* **What to work on**
Reproduce every record below exactly as written, but leave out any pictures.
-- Start Provided material --
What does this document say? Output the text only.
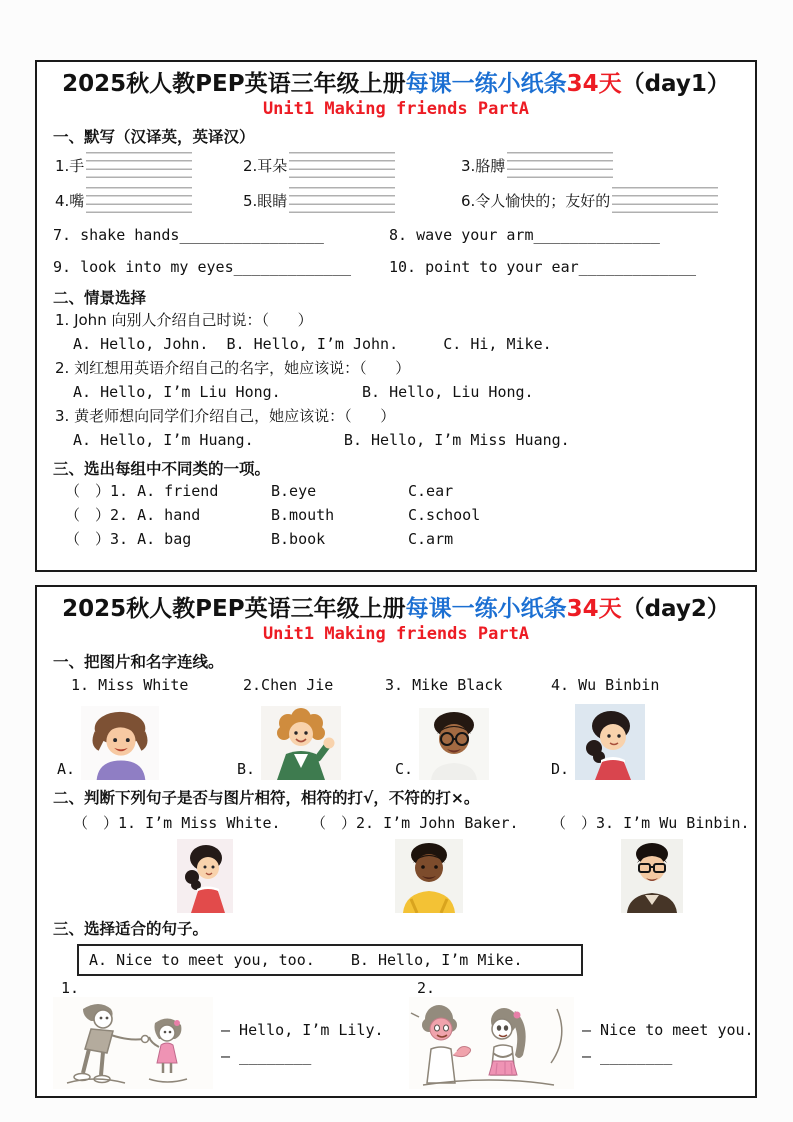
2025秋人教PEP英语三年级上册每课一练小纸条34天（day1）
Unit1 Making friends PartA
一、默写（汉译英，英译汉）
1.手	2.耳朵	3.胳膊
4.嘴	5.眼睛	6.令人愉快的；友好的
7. shake hands________________	8. wave your arm______________
9. look into my eyes_____________	10. point to your ear_____________
二、情景选择
1. John 向别人介绍自己时说：（      ）
A. Hello, John.  B. Hello, I’m John.     C. Hi, Mike.
2. 刘红想用英语介绍自己的名字，她应该说：（      ）
A. Hello, I’m Liu Hong.         B. Hello, Liu Hong.
3. 黄老师想向同学们介绍自己，她应该说：（      ）
A. Hello, I’m Huang.          B. Hello, I’m Miss Huang.
三、选出每组中不同类的一项。
（　）1. A. friend	B.eye	C.ear
（　）2. A. hand	B.mouth	C.school
（　）3. A. bag	B.book	C.arm
2025秋人教PEP英语三年级上册每课一练小纸条34天（day2）
Unit1 Making friends PartA
一、把图片和名字连线。
1. Miss White	2.Chen Jie	3. Mike Black	4. Wu Binbin
A.	B.	C.	D.
二、判断下列句子是否与图片相符，相符的打√，不符的打×。
（　）1. I’m Miss White.	（　）2. I’m John Baker.	（　）3. I’m Wu Binbin.
三、选择适合的句子。
A. Nice to meet you, too.    B. Hello, I’m Mike.
1.
— Hello, I’m Lily.
— ________
2.
— Nice to meet you.
— ________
-- End Provided material --
* **Response for this exercise**
What does this document say? Output the text only.
2025秋人教PEP英语三年级上册每课一练小纸条34天（day1）
Unit1 Making friends PartA
一、默写（汉译英，英译汉）
1.手	2.耳朵	3.胳膊
4.嘴	5.眼睛	6.令人愉快的；友好的
7. shake hands________________	8. wave your arm______________
9. look into my eyes_____________	10. point to your ear_____________
二、情景选择
1. John 向别人介绍自己时说：（      ）
A. Hello, John.  B. Hello, I’m John.     C. Hi, Mike.
2. 刘红想用英语介绍自己的名字，她应该说：（      ）
A. Hello, I’m Liu Hong.         B. Hello, Liu Hong.
3. 黄老师想向同学们介绍自己，她应该说：（      ）
A. Hello, I’m Huang.          B. Hello, I’m Miss Huang.
三、选出每组中不同类的一项。
（　）1. A. friend	B.eye	C.ear
（　）2. A. hand	B.mouth	C.school
（　）3. A. bag	B.book	C.arm
2025秋人教PEP英语三年级上册每课一练小纸条34天（day2）
Unit1 Making friends PartA
一、把图片和名字连线。
1. Miss White	2.Chen Jie	3. Mike Black	4. Wu Binbin
A.	B.	C.	D.
二、判断下列句子是否与图片相符，相符的打√，不符的打×。
（　）1. I’m Miss White.	（　）2. I’m John Baker.	（　）3. I’m Wu Binbin.
三、选择适合的句子。
A. Nice to meet you, too.    B. Hello, I’m Mike.
1.
— Hello, I’m Lily.
— ________
2.
— Nice to meet you.
— ________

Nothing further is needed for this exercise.